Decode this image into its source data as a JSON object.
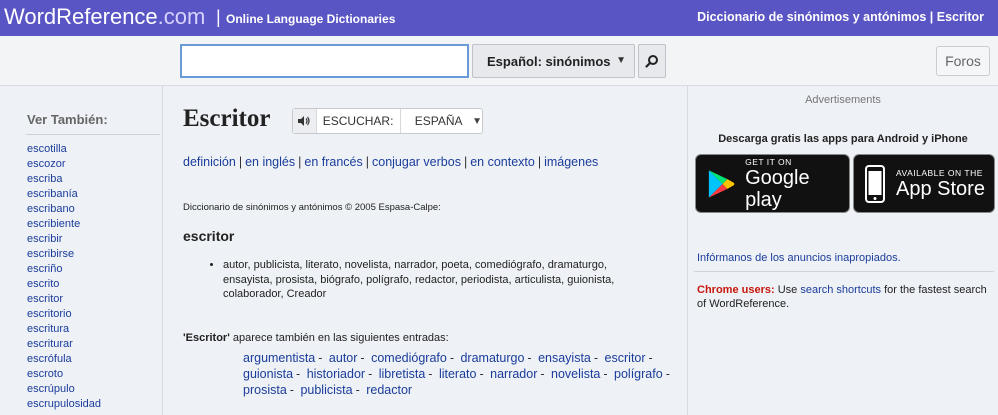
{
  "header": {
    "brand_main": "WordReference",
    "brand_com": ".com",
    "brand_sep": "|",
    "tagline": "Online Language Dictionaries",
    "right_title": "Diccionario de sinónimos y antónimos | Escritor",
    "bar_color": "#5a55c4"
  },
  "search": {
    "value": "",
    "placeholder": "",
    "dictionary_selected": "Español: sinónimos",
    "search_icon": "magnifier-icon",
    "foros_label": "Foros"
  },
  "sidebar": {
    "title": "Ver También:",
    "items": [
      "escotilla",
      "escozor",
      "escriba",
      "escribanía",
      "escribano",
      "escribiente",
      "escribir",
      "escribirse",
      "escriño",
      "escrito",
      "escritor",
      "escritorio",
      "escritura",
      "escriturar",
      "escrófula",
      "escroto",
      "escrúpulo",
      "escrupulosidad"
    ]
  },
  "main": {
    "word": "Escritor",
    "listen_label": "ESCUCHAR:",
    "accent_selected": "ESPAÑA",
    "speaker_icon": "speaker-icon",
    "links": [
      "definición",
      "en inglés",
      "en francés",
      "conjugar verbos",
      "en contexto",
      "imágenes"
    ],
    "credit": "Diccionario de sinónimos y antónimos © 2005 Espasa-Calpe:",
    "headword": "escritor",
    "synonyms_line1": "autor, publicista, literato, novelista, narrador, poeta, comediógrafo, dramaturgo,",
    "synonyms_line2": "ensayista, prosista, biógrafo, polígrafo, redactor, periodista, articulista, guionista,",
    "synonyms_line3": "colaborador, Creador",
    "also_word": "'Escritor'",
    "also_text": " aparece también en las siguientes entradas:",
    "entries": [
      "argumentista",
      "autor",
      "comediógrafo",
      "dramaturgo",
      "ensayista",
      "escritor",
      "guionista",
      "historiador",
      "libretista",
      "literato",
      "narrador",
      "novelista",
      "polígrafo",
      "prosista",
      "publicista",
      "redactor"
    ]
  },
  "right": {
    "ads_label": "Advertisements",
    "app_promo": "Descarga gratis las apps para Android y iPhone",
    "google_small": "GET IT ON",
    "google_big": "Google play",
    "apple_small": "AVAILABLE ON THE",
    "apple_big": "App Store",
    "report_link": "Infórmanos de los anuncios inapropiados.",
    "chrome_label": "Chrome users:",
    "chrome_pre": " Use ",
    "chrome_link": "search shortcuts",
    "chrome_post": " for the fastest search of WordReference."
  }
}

===

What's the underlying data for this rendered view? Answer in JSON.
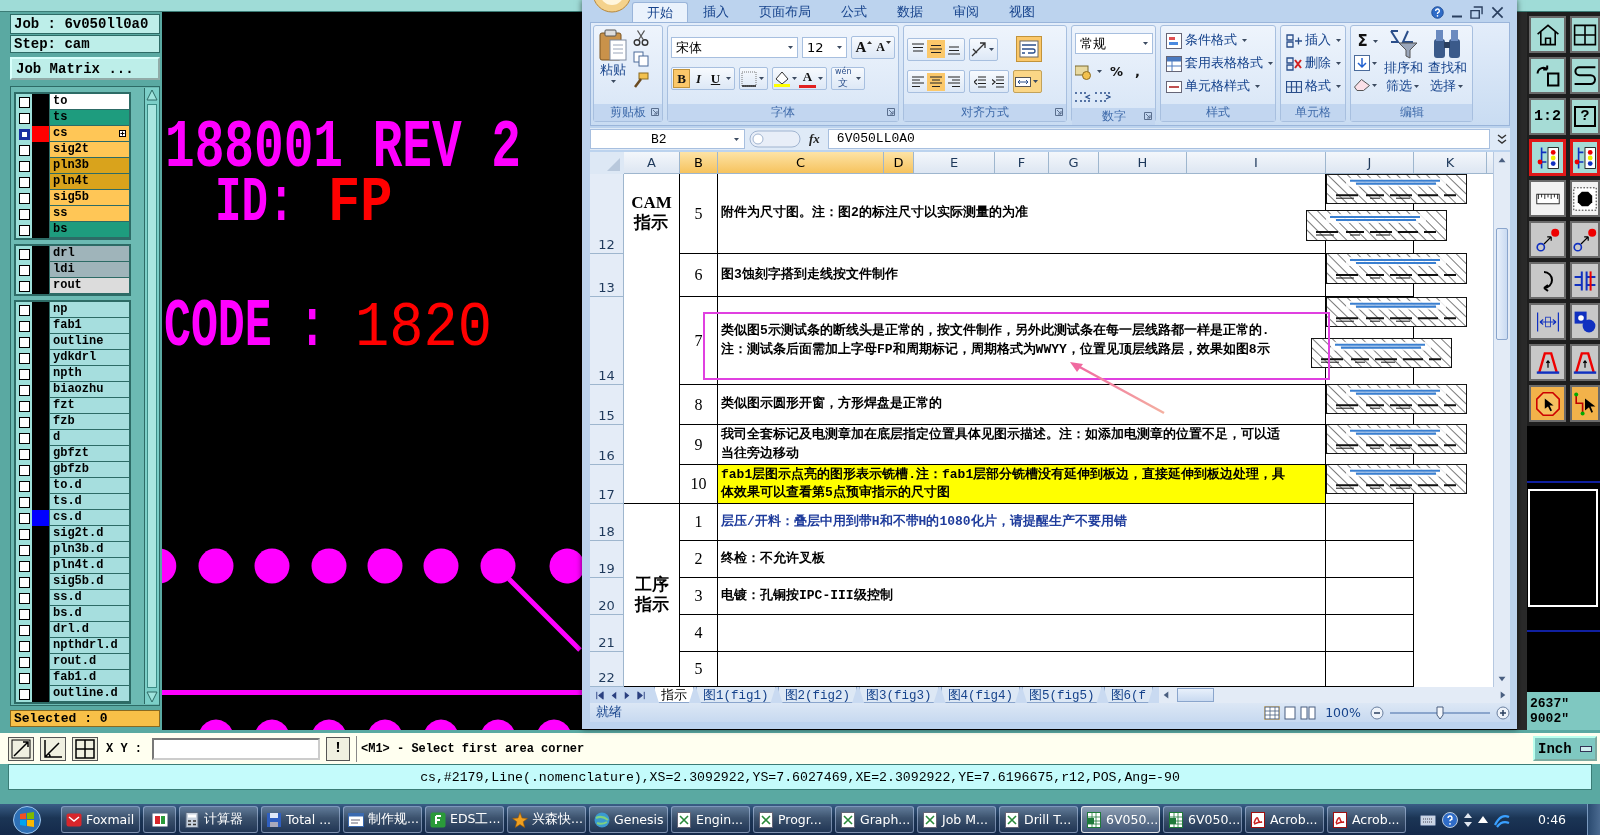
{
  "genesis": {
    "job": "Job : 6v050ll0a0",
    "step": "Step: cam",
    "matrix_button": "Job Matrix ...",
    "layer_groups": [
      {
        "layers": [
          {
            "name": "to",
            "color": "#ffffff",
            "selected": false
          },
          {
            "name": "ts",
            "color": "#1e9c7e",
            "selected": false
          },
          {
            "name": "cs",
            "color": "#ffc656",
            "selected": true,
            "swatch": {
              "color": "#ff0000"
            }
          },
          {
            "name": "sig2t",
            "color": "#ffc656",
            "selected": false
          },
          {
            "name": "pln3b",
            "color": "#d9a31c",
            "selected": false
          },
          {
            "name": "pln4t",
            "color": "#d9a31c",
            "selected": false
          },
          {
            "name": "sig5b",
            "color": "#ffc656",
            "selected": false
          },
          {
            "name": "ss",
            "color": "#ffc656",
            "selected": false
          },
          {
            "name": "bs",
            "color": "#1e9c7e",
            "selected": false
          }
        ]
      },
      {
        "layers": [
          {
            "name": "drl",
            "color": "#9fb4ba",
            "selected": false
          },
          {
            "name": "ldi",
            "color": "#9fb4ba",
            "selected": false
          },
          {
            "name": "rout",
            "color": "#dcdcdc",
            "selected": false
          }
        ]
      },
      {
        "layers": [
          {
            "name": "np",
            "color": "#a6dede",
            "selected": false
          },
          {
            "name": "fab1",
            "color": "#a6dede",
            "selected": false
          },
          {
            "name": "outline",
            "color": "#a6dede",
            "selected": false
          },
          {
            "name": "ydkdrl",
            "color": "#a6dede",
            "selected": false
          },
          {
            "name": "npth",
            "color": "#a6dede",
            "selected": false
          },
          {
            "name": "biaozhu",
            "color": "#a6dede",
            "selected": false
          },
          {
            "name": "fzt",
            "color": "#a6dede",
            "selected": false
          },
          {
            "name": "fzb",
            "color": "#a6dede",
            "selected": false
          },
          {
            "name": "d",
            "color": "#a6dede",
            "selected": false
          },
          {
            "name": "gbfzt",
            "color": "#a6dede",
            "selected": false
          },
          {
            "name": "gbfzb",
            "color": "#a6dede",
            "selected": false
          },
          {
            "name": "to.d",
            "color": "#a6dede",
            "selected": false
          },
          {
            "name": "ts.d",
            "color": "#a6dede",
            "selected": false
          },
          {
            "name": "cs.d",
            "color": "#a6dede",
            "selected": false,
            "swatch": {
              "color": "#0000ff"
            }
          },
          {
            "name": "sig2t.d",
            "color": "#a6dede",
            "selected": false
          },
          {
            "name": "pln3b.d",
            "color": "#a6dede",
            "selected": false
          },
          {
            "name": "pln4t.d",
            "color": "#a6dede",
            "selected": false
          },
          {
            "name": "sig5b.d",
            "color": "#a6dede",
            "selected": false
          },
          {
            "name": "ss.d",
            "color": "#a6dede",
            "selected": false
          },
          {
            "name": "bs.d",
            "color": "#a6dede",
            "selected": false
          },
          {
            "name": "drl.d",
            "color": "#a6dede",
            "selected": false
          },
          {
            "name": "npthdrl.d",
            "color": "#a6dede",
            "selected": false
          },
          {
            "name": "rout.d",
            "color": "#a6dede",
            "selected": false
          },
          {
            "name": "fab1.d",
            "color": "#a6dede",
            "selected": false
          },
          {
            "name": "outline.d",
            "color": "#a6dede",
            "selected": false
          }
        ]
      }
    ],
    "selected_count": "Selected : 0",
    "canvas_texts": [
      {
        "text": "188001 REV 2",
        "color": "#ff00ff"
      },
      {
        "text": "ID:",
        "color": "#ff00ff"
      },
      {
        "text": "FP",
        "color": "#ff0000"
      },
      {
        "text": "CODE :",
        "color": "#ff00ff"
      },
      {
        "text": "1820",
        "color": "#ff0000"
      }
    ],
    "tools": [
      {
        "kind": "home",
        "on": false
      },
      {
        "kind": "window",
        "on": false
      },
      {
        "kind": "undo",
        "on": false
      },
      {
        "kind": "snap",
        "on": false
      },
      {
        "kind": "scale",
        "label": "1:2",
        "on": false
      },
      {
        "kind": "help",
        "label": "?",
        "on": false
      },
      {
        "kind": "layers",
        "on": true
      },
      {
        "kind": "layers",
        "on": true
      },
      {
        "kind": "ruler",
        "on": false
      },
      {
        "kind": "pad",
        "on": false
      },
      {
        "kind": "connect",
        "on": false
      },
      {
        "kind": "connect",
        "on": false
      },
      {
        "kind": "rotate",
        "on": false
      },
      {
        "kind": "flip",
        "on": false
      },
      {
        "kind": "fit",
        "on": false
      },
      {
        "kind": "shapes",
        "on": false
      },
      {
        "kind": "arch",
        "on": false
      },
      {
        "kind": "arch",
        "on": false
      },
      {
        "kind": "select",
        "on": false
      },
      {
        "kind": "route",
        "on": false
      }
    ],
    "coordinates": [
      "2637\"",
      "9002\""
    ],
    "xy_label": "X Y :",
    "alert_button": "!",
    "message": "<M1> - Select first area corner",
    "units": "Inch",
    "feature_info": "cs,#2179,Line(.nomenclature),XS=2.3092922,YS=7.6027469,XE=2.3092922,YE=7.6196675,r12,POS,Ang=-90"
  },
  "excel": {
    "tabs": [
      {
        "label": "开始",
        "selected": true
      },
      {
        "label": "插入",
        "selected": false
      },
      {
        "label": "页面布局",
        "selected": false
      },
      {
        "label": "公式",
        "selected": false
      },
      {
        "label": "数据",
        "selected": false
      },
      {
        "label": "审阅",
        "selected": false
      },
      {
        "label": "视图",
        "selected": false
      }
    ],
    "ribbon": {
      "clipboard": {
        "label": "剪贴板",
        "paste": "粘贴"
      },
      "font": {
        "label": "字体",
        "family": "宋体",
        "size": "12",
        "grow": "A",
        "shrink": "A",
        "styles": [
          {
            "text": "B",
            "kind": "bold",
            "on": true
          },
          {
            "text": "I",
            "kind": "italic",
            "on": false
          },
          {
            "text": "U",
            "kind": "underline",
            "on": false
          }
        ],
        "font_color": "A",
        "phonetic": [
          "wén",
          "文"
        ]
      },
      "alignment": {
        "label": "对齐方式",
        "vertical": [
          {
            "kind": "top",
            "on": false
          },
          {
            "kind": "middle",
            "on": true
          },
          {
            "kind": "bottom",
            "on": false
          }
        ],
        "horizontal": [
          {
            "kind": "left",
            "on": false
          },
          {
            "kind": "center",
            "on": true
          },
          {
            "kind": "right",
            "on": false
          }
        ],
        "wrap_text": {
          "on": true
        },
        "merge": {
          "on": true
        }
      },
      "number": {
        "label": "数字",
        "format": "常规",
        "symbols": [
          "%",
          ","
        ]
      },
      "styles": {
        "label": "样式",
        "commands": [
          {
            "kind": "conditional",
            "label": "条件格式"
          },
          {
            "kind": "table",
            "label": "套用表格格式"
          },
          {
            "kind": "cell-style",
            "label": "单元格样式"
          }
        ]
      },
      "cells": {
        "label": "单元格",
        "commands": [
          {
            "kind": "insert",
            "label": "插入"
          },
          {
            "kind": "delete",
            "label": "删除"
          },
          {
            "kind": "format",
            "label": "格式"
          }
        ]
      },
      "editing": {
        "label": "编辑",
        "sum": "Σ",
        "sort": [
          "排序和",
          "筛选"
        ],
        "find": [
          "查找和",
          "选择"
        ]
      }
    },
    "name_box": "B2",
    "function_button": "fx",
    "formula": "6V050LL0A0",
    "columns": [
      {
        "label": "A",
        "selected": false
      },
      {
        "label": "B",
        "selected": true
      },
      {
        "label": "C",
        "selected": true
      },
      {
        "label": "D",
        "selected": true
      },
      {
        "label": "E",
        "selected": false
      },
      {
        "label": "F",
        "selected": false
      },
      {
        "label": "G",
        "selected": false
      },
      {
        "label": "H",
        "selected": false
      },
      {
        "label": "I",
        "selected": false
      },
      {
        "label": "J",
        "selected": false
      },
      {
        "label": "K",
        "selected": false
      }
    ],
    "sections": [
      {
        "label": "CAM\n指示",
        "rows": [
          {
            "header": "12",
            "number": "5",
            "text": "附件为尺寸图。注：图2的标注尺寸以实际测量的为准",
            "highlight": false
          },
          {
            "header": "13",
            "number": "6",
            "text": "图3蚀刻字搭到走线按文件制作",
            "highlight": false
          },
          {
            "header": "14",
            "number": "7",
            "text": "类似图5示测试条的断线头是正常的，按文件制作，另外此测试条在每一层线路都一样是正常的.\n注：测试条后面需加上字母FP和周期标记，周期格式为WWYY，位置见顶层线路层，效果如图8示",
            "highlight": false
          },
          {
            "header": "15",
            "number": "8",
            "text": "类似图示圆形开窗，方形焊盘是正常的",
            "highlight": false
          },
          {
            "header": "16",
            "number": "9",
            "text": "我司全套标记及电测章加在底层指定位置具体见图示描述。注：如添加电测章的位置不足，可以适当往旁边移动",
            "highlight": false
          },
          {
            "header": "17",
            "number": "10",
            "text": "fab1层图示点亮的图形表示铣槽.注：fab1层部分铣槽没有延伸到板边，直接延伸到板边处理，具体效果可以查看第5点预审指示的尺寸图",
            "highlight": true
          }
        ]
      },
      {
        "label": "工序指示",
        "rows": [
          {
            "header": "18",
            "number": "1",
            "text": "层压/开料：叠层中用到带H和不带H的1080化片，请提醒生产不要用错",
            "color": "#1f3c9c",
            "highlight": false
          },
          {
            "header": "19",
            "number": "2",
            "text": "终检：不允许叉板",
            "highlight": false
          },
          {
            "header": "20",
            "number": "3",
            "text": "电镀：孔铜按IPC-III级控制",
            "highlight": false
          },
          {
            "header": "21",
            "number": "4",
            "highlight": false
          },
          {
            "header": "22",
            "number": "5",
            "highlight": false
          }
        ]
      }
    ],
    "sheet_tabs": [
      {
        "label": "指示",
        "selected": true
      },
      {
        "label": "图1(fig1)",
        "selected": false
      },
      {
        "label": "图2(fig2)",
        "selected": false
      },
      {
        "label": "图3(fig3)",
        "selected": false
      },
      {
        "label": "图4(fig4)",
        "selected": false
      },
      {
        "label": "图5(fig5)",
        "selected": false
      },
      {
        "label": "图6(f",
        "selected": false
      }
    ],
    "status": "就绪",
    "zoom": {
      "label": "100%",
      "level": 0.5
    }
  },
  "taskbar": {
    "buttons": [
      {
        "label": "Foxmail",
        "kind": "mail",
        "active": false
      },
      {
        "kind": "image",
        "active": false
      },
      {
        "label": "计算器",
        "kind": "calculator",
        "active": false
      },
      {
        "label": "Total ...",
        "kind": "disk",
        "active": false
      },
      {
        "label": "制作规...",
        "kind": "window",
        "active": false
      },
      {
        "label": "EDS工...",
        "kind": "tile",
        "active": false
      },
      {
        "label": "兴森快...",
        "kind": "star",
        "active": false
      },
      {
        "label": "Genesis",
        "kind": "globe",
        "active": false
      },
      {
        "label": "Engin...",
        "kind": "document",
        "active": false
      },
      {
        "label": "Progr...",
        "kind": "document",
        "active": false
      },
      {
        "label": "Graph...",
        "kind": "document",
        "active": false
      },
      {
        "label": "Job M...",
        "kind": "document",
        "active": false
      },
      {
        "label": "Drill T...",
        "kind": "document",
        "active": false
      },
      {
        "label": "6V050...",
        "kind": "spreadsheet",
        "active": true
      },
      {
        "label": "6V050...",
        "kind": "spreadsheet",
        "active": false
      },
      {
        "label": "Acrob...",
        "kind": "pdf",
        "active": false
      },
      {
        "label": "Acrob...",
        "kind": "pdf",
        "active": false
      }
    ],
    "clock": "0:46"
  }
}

===

- [Problem description]:
Lines containing "WordReference" in the records above: how many are there? Give only the number.

- [Response]:
2